> [Description of the task]: Find the string "衣服尺码" in the records. Copy every line it appears in.

☆ ☆ ☆

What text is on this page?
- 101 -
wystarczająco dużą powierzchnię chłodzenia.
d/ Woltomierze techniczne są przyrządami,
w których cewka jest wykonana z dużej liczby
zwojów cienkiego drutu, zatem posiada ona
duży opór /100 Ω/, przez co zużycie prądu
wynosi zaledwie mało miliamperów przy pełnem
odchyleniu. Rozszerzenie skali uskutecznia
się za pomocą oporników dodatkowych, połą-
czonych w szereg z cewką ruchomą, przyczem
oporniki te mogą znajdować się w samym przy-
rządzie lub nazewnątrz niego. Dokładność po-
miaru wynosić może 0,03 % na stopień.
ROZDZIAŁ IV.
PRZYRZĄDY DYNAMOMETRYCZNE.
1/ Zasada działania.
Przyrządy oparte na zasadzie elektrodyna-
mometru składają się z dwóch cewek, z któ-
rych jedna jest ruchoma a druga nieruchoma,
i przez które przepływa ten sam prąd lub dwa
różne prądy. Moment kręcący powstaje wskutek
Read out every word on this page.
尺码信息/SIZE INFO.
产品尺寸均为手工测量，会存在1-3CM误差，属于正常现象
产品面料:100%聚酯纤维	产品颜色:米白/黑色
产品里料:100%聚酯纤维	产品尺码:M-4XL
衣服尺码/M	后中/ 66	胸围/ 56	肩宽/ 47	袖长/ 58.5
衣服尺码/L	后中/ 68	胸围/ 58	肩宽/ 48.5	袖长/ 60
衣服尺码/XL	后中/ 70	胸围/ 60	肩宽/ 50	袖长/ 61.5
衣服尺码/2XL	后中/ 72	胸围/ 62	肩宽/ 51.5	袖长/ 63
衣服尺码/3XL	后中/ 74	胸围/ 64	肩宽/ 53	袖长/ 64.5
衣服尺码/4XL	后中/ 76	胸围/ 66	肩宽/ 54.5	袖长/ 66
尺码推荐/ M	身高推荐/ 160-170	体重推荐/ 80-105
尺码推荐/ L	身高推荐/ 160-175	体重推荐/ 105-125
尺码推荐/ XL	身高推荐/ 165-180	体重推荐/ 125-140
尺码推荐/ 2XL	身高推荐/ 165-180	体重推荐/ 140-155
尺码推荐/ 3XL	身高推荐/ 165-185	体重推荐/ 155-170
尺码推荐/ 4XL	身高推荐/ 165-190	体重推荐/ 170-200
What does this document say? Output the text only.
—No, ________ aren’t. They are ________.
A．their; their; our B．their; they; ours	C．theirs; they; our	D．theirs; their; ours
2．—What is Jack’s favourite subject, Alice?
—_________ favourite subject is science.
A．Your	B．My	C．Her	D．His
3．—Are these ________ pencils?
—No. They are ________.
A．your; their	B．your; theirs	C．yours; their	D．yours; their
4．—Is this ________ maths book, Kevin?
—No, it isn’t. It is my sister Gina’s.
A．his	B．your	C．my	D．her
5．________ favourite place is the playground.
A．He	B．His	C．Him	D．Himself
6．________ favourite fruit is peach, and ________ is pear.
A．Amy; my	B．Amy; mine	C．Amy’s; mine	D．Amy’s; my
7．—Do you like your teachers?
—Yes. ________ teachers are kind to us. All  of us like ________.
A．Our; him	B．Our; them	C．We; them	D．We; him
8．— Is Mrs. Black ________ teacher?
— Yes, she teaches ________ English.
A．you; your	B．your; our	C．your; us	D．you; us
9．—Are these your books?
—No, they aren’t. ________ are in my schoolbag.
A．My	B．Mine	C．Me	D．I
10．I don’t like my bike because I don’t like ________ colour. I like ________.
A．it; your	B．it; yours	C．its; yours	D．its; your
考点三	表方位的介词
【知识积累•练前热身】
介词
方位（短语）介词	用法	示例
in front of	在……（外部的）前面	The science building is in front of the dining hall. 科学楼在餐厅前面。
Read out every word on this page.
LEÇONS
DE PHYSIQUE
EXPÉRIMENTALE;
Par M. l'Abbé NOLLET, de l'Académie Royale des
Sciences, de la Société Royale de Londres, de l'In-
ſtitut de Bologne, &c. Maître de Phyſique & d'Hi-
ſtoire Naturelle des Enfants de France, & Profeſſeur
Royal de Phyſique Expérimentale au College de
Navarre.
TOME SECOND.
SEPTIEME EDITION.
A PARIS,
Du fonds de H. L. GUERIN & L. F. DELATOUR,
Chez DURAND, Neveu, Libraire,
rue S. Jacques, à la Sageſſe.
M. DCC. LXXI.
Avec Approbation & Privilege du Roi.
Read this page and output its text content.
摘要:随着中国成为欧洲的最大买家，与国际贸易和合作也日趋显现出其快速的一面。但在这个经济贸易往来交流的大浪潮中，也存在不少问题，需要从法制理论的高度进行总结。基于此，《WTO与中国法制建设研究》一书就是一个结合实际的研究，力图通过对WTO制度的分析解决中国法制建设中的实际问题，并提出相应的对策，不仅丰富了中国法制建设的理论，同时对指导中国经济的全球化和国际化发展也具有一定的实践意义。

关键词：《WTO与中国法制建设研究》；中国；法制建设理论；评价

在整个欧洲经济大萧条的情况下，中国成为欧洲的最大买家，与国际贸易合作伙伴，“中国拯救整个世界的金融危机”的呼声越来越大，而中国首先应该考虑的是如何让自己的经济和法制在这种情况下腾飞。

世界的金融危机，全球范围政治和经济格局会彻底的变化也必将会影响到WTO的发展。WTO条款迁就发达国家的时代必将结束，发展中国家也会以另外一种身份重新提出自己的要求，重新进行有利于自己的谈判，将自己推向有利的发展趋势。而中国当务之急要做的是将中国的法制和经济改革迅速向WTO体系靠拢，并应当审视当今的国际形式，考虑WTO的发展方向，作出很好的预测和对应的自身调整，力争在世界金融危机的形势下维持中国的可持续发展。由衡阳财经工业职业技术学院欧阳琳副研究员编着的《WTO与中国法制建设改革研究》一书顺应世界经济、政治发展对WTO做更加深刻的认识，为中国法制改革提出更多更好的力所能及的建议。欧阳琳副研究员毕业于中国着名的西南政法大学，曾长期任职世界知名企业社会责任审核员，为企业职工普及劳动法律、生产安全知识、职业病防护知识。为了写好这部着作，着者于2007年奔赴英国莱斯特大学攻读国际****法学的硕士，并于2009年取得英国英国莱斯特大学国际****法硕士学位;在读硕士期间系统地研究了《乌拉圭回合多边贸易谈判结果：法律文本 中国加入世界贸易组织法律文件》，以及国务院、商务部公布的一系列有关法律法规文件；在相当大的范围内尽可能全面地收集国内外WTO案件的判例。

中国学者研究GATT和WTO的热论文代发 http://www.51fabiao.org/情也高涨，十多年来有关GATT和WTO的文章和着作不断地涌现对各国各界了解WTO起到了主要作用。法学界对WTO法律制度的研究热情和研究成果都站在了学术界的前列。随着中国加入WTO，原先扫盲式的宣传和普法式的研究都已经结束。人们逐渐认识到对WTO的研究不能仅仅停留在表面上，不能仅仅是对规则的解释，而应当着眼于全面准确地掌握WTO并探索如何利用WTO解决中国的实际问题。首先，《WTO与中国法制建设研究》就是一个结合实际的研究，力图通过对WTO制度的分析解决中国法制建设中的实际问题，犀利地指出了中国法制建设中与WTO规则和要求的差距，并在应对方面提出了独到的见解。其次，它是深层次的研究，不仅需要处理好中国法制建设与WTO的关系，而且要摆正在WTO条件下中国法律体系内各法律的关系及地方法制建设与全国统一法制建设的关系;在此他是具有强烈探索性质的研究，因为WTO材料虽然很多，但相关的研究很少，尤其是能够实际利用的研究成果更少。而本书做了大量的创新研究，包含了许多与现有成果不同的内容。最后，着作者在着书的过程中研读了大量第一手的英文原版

☆ ☆ ☆

> [Expected output]:
衣服尺码/M	后中/ 66	胸围/ 56	肩宽/ 47	袖长/ 58.5
衣服尺码/L	后中/ 68	胸围/ 58	肩宽/ 48.5	袖长/ 60
衣服尺码/XL	后中/ 70	胸围/ 60	肩宽/ 50	袖长/ 61.5
衣服尺码/2XL	后中/ 72	胸围/ 62	肩宽/ 51.5	袖长/ 63
衣服尺码/3XL	后中/ 74	胸围/ 64	肩宽/ 53	袖长/ 64.5
衣服尺码/4XL	后中/ 76	胸围/ 66	肩宽/ 54.5	袖长/ 66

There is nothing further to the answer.